Exercise instructions
Go through the data below. Pull out every line that has the word "icon".

Supplied data
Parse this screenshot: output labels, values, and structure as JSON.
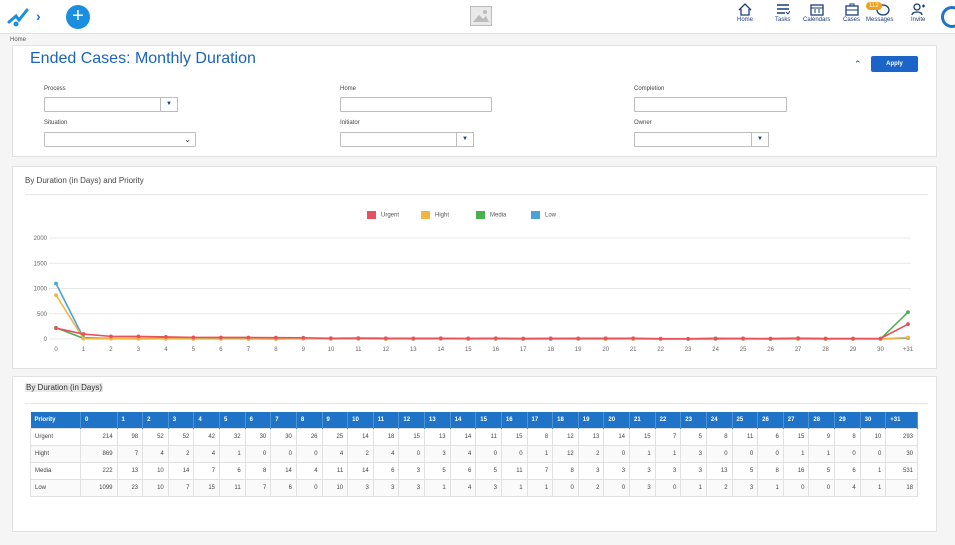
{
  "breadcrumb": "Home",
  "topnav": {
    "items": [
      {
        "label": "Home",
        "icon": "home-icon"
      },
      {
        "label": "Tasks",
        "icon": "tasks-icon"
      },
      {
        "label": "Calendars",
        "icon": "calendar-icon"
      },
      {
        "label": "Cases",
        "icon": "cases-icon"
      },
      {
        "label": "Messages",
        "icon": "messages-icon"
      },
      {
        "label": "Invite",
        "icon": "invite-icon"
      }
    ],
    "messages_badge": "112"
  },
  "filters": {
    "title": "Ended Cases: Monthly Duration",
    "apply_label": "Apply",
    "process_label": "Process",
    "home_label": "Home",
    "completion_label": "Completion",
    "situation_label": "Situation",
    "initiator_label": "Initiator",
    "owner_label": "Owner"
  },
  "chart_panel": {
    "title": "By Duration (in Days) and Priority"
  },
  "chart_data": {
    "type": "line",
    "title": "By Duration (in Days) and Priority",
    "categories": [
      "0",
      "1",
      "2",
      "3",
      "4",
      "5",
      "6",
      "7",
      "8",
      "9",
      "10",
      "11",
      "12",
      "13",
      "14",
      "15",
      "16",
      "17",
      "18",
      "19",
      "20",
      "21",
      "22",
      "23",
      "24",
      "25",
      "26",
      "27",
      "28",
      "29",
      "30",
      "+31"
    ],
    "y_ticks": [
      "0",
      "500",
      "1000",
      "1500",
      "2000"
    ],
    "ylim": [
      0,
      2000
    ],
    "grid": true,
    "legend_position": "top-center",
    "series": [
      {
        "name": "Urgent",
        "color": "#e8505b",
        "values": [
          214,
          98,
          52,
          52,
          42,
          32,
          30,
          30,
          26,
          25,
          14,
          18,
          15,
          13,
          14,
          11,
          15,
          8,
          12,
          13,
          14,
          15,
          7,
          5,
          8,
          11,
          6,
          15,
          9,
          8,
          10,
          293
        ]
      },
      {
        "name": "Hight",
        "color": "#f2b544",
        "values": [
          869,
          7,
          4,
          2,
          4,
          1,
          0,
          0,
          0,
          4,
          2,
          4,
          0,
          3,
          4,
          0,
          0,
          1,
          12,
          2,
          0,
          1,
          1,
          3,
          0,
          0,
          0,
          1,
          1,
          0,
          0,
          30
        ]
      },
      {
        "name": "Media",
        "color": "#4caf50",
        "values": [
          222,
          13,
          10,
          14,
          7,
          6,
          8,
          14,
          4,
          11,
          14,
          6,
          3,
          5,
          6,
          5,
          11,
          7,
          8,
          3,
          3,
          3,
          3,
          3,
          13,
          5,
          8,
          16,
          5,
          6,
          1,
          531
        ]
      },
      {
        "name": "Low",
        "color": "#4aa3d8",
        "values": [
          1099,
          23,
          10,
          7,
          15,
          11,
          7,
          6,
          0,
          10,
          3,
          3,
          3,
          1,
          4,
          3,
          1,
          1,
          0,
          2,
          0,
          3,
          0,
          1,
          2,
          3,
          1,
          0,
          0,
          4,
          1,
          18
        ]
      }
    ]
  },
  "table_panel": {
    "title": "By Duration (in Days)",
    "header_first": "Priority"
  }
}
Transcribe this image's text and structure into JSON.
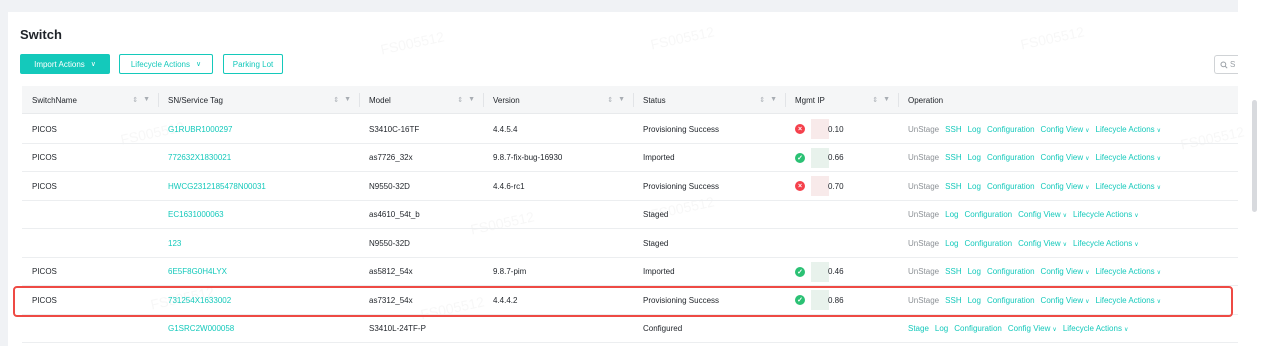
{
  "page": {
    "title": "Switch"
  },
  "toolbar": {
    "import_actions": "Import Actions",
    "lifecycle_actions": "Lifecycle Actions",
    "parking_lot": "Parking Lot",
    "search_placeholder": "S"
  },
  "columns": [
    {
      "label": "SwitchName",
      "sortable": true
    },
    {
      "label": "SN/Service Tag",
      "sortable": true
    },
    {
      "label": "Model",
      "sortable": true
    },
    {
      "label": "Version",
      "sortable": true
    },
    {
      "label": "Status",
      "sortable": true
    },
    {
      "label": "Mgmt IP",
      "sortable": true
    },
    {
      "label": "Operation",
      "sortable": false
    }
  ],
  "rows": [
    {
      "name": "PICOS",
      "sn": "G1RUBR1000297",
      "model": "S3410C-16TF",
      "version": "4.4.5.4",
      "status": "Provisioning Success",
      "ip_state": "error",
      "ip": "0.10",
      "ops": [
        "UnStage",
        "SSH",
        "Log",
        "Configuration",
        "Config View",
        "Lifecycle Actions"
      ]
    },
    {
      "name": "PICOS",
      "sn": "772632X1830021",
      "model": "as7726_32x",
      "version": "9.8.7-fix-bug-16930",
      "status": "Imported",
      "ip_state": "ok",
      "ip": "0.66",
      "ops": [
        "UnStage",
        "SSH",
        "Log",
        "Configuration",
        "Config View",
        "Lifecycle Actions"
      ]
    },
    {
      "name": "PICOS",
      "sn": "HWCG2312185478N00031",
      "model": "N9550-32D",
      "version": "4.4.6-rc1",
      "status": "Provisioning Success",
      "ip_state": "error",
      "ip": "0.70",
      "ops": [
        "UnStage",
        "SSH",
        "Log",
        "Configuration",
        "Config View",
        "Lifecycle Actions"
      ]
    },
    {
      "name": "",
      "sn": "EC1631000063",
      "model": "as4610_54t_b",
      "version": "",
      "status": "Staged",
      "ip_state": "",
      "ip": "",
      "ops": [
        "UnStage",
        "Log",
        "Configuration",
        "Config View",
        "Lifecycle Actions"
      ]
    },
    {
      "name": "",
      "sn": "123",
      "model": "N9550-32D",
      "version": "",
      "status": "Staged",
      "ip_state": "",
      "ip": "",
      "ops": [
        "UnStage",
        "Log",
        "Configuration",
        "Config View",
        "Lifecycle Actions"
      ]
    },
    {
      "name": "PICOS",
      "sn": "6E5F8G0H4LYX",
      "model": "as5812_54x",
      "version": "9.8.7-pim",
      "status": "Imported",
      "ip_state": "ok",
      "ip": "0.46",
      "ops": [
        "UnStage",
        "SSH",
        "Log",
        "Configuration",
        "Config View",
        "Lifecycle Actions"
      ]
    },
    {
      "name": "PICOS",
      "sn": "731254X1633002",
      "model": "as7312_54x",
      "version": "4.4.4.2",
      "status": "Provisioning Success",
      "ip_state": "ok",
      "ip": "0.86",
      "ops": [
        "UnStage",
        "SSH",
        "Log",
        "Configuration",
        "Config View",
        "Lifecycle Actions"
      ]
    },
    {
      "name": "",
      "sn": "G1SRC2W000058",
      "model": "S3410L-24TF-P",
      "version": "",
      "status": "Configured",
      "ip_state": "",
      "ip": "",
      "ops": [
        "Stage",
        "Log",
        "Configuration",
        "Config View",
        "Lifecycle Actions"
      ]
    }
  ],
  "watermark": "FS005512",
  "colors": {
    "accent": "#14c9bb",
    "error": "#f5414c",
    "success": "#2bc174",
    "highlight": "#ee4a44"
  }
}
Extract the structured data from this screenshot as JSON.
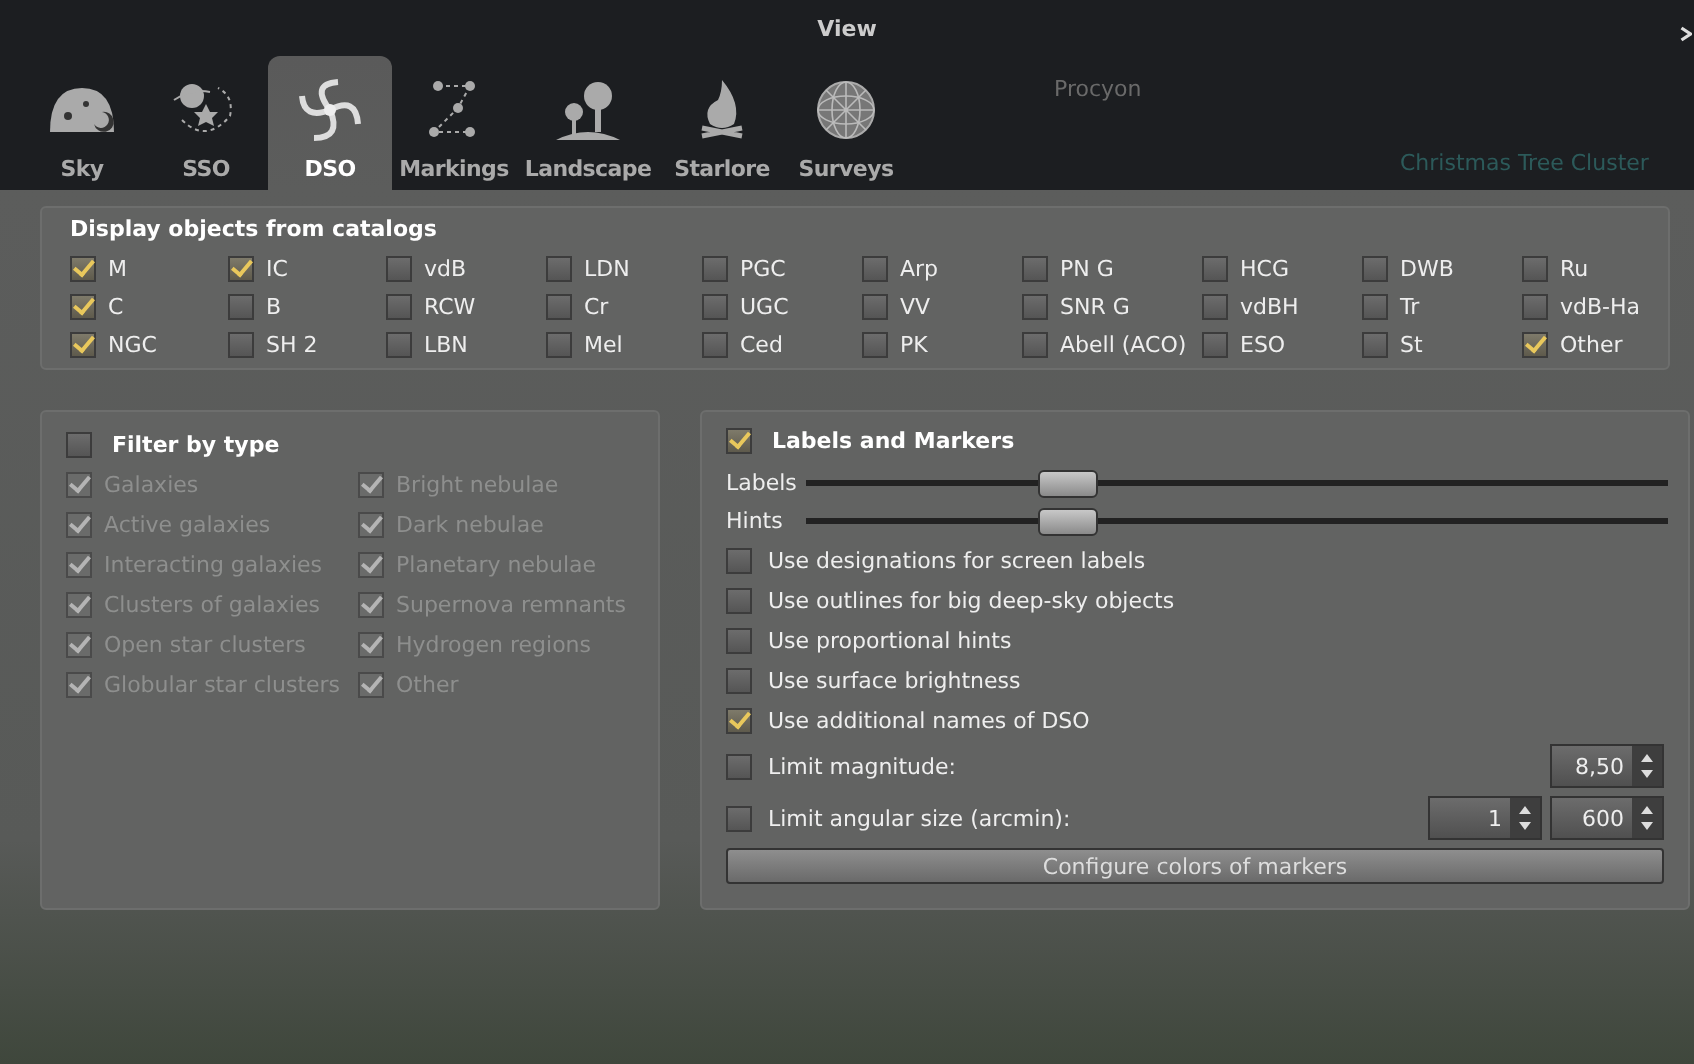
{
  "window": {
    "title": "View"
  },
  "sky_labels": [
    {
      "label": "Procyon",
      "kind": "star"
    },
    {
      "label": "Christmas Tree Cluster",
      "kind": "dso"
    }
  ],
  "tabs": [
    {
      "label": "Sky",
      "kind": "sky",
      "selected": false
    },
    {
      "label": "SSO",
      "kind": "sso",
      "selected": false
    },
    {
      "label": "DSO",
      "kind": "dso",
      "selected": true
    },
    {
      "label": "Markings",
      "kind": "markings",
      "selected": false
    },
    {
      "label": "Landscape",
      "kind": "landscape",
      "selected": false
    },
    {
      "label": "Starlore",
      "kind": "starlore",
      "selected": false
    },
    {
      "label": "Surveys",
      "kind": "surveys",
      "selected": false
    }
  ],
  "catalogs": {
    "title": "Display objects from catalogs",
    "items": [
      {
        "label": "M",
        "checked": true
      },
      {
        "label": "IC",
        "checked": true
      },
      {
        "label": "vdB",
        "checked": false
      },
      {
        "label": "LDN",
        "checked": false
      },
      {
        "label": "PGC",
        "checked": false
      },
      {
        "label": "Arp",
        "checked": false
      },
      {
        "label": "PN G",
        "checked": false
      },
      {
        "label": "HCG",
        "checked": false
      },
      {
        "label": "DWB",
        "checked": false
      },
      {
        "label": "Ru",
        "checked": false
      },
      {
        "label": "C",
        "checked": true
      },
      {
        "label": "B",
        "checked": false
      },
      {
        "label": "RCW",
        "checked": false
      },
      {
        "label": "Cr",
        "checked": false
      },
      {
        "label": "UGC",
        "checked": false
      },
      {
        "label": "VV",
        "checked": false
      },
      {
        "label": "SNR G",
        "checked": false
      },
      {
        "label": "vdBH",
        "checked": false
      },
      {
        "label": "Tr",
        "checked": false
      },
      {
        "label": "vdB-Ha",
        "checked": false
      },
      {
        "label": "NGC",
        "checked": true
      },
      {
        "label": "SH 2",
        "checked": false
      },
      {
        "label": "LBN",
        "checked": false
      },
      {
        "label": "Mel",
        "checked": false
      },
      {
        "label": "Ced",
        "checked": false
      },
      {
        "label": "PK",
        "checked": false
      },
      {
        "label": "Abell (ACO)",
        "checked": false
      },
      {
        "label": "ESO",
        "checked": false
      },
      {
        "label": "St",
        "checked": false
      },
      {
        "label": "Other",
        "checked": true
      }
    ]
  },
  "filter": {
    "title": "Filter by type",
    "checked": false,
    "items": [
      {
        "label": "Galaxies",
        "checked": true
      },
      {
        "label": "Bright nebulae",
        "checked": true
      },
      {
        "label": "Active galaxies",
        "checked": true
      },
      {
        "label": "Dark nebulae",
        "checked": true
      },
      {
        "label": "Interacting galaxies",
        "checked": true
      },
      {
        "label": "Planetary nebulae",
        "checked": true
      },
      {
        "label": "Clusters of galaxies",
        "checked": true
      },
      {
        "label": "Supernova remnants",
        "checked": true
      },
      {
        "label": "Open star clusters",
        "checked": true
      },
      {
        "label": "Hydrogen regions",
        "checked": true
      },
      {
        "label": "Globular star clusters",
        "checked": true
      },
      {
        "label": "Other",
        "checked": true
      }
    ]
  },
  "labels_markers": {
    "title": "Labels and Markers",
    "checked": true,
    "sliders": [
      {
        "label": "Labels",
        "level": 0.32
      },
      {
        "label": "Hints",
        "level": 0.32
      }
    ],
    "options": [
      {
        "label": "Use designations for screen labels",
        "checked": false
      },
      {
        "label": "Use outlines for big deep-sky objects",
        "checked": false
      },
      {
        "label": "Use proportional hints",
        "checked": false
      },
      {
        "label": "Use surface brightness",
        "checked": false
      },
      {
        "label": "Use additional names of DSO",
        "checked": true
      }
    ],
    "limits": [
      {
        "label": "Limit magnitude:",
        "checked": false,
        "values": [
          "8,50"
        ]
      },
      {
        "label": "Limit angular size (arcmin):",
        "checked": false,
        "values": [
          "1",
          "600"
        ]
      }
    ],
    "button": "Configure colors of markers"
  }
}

Complete response
        "icon": "home-icon"
        "icon": "tasks-icon"
        "icon": "calendar-icon"
        "icon": "cases-icon"
        "icon": "messages-icon"
        "icon": "invite-icon"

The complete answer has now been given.